_TASK STATEMENT_
Find each line containing the string "простором". Copy it.

_RECORDS SUPPLIED_
***

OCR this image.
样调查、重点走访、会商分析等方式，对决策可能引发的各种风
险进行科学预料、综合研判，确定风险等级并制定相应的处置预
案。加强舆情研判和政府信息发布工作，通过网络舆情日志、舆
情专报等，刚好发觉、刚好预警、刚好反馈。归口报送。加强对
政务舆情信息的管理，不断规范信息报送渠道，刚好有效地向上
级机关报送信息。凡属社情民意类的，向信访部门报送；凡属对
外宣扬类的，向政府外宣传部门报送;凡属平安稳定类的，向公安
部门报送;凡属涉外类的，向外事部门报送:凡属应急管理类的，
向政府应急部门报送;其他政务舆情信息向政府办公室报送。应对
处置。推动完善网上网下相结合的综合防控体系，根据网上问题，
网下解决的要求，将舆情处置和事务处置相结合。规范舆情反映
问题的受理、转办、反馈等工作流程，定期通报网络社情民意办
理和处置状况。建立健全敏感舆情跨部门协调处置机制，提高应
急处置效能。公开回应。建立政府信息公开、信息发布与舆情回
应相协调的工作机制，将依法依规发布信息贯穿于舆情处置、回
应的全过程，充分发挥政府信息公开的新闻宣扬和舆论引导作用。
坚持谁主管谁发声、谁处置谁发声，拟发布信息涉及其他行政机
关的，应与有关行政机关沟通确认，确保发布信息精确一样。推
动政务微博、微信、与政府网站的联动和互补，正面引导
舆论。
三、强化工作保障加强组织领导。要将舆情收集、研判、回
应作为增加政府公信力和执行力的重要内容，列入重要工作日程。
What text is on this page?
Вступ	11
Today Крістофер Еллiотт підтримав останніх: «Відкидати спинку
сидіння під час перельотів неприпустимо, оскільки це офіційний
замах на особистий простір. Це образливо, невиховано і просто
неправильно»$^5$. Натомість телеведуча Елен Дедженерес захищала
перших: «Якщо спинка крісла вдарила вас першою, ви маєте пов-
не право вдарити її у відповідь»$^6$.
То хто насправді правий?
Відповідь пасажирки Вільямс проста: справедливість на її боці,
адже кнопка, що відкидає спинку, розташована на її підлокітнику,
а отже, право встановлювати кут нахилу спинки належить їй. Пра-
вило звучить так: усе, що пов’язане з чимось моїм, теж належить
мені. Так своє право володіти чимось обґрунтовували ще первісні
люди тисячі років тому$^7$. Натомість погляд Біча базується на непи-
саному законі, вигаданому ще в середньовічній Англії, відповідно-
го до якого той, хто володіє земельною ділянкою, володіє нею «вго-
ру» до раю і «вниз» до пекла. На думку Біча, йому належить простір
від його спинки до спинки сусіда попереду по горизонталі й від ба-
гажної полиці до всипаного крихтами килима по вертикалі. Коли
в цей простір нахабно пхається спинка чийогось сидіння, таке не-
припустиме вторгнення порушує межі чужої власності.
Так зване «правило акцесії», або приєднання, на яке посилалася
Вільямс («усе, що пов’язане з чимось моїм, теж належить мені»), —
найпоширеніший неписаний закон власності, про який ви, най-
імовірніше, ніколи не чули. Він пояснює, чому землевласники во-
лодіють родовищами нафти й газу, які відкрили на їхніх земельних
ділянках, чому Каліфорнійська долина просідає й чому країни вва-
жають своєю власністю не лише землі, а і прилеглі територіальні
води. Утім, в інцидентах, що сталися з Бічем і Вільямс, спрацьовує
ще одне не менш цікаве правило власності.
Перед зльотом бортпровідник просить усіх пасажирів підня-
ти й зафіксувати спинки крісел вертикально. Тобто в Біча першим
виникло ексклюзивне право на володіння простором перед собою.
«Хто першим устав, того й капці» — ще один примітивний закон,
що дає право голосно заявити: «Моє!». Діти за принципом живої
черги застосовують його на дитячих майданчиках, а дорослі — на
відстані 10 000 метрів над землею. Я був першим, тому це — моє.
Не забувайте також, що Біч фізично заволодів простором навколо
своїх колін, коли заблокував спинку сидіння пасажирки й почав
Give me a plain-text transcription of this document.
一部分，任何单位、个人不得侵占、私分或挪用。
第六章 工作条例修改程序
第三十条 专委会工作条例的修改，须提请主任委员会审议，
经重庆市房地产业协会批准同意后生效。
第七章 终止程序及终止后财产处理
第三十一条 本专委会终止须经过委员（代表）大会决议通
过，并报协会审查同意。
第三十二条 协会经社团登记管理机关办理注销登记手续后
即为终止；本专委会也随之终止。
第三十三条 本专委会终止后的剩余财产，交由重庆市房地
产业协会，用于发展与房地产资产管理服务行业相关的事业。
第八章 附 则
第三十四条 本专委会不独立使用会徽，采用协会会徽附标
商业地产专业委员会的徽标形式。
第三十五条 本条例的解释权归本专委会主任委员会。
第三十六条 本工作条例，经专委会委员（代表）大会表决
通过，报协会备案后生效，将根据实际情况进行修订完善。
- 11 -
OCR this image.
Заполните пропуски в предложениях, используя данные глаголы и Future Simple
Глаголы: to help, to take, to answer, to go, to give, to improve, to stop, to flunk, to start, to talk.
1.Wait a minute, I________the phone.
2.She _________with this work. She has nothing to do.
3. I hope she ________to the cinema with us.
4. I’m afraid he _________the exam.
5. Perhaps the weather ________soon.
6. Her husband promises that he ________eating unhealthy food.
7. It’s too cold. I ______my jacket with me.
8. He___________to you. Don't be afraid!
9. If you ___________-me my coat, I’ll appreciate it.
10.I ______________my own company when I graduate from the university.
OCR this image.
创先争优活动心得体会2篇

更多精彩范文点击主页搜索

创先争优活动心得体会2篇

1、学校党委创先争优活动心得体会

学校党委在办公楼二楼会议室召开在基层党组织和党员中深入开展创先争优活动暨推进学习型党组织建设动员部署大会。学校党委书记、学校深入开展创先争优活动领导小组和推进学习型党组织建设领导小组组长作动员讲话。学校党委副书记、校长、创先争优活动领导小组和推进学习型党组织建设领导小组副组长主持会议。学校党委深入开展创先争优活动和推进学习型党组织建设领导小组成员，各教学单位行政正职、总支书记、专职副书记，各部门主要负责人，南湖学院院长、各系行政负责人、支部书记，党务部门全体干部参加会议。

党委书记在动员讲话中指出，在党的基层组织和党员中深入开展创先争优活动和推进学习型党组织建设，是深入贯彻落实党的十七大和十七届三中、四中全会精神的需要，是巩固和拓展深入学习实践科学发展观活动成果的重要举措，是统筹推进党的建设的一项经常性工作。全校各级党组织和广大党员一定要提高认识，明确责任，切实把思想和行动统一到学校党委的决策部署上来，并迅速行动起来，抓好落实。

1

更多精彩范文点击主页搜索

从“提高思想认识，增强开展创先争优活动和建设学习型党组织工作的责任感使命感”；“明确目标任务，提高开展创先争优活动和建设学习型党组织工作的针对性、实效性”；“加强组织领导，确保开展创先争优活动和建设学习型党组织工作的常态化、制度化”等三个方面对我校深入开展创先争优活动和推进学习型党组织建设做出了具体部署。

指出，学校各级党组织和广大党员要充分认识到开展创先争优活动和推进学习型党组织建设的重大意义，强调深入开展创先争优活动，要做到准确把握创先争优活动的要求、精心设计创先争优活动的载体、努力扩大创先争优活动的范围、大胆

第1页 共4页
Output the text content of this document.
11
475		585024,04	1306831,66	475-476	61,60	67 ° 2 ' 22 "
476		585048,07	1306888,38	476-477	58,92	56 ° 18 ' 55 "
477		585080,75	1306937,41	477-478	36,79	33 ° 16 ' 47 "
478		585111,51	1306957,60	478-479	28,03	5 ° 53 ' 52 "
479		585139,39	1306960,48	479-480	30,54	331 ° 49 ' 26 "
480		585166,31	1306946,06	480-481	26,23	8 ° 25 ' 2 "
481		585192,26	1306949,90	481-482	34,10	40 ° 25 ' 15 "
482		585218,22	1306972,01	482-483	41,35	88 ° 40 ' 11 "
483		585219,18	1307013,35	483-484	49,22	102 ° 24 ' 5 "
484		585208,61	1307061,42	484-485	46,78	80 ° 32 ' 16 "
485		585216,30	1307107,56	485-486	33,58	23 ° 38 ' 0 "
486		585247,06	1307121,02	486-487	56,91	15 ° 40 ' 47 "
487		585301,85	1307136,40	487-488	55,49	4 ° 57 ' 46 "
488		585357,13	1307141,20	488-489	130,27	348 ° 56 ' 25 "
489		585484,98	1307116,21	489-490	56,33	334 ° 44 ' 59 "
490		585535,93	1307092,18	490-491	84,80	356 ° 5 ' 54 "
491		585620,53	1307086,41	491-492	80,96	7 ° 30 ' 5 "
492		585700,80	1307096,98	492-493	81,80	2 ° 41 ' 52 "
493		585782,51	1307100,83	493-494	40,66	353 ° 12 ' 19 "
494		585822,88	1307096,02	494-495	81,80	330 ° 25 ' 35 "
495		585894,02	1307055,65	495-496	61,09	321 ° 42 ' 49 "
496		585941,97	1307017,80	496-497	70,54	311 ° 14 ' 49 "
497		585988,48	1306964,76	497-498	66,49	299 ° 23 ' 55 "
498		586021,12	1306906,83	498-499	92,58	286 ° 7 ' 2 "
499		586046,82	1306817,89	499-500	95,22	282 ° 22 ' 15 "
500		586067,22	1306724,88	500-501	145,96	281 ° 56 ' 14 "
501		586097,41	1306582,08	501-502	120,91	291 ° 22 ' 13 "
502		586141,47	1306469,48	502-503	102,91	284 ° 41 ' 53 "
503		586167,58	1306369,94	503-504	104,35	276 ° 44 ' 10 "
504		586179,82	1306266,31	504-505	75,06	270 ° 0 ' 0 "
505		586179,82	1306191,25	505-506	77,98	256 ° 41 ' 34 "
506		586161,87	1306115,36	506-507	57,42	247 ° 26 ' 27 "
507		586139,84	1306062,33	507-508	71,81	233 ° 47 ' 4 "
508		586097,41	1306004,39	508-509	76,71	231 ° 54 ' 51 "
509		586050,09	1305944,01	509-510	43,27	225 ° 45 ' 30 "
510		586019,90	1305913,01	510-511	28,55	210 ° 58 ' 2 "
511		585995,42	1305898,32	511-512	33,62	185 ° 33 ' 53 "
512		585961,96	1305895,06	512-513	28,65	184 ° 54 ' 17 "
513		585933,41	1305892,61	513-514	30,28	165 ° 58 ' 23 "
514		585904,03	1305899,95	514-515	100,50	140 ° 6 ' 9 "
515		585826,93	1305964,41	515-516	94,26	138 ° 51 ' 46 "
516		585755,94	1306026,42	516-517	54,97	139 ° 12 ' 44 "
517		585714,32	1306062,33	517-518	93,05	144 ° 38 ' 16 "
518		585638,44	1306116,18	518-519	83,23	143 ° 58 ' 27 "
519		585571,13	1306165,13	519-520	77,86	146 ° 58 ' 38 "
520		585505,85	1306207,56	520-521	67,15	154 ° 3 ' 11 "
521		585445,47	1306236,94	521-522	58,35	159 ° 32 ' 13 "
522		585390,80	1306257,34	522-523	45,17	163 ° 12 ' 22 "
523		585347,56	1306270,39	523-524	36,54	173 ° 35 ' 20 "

***

_ANSWER FOR THIS EXERCISE_
виникло ексклюзивне право на володіння простором перед собою.
Не забувайте також, що Біч фізично заволодів простором навколо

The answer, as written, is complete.